• AVAILABLE DATA:
________________________________________

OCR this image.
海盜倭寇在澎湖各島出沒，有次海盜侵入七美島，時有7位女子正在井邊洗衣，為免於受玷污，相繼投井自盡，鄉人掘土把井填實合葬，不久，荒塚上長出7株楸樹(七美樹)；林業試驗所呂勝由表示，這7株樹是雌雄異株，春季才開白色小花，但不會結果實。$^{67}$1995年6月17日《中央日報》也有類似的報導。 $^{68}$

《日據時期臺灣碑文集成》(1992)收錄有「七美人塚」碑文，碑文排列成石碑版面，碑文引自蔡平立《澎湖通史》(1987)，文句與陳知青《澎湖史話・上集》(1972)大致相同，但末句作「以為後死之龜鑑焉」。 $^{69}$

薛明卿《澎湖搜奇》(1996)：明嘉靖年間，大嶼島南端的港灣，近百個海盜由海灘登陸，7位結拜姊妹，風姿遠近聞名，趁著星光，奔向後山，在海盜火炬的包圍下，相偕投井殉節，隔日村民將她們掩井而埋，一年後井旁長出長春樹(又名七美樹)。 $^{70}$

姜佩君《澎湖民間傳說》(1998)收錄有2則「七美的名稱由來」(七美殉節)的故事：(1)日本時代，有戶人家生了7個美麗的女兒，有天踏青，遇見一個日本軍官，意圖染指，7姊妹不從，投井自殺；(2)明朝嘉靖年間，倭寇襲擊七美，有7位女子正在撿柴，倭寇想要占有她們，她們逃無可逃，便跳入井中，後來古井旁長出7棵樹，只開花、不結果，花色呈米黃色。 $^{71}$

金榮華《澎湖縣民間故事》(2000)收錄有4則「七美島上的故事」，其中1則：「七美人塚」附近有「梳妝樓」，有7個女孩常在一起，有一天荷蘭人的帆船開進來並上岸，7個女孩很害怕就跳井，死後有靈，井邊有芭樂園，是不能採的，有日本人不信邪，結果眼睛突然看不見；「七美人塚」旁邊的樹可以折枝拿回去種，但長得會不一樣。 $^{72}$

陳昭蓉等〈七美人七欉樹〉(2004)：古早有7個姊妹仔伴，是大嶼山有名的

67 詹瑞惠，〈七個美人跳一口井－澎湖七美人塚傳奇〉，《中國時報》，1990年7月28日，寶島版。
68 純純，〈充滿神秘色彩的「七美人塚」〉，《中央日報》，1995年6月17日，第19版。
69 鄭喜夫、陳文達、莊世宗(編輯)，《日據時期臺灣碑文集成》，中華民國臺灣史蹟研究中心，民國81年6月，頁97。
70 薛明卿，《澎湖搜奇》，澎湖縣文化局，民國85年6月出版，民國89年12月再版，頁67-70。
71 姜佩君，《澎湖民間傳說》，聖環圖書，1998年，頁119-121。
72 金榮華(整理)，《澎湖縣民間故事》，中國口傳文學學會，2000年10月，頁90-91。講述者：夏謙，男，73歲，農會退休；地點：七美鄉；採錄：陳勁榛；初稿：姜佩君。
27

________________________________________

• DO THIS:
From the entries above, copy every line that holds the word "澎湖民間傳說".

• WRITTEN SOLUTION:
姜佩君《澎湖民間傳說》(1998)收錄有2則「七美的名稱由來」(七美殉節)的故事：(1)日本時代，有戶人家生了7個美麗的女兒，有天踏青，遇見一個日本軍官，意圖染指，7姊妹不從，投井自殺；(2)明朝嘉靖年間，倭寇襲擊七美，有7位女子正在撿柴，倭寇想要占有她們，她們逃無可逃，便跳入井中，後來古井旁長出7棵樹，只開花、不結果，花色呈米黃色。 $^{71}$
71 姜佩君，《澎湖民間傳說》，聖環圖書，1998年，頁119-121。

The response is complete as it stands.